**CHALLENGE**. Every line in the listing is to be echoed verbatim.
━━━━
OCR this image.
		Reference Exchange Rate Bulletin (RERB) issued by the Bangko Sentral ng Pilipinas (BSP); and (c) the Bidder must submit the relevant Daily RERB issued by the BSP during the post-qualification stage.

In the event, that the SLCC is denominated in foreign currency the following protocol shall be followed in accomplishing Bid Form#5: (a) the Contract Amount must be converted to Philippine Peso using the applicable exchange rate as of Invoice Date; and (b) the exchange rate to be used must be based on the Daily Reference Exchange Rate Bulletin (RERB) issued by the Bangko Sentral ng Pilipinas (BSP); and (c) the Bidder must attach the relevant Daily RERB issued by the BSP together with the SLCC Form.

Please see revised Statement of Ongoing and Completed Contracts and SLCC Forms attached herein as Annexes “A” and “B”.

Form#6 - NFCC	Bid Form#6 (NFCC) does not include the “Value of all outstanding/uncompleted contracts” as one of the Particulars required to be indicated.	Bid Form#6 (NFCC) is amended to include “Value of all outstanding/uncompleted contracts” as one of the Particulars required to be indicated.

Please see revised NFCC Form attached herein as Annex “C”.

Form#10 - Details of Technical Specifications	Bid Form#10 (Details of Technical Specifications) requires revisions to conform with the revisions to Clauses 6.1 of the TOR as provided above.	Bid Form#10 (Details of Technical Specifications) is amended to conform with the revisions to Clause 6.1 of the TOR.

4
━━━━
**EXPECTED ANSWER**.
OCR this image.
		Reference Exchange Rate Bulletin (RERB) issued by the Bangko Sentral ng Pilipinas (BSP); and (c) the Bidder must submit the relevant Daily RERB issued by the BSP during the post-qualification stage.

In the event, that the SLCC is denominated in foreign currency the following protocol shall be followed in accomplishing Bid Form#5: (a) the Contract Amount must be converted to Philippine Peso using the applicable exchange rate as of Invoice Date; and (b) the exchange rate to be used must be based on the Daily Reference Exchange Rate Bulletin (RERB) issued by the Bangko Sentral ng Pilipinas (BSP); and (c) the Bidder must attach the relevant Daily RERB issued by the BSP together with the SLCC Form.

Please see revised Statement of Ongoing and Completed Contracts and SLCC Forms attached herein as Annexes “A” and “B”.

Form#6 - NFCC	Bid Form#6 (NFCC) does not include the “Value of all outstanding/uncompleted contracts” as one of the Particulars required to be indicated.	Bid Form#6 (NFCC) is amended to include “Value of all outstanding/uncompleted contracts” as one of the Particulars required to be indicated.

Please see revised NFCC Form attached herein as Annex “C”.

Form#10 - Details of Technical Specifications	Bid Form#10 (Details of Technical Specifications) requires revisions to conform with the revisions to Clauses 6.1 of the TOR as provided above.	Bid Form#10 (Details of Technical Specifications) is amended to conform with the revisions to Clause 6.1 of the TOR.

4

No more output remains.